Extracted information:
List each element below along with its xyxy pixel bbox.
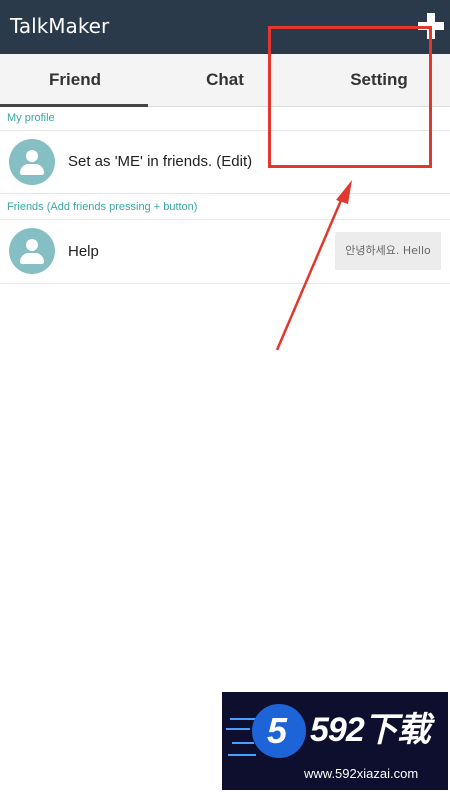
logo-icon: 5 [252, 704, 306, 758]
watermark: 5 592下载 www.592xiazai.com [222, 692, 448, 790]
watermark-brand: 592下载 [310, 711, 431, 749]
annotation-arrow-icon [275, 180, 352, 351]
watermark-url: www.592xiazai.com [304, 766, 419, 781]
logo-glyph: 5 [267, 710, 288, 751]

Directions for this task:
Rewrite the items above with "element" swapped for "component" and every other word left unchanged. Leave out the pictures.

Solution to this problem:
List each component below along with its xyxy pixel bbox.
logo-icon: 5 [252, 704, 306, 758]
watermark: 5 592下载 www.592xiazai.com [222, 692, 448, 790]
watermark-brand: 592下载 [310, 711, 431, 749]
annotation-arrow-icon [275, 180, 352, 351]
watermark-url: www.592xiazai.com [304, 766, 419, 781]
logo-glyph: 5 [267, 710, 288, 751]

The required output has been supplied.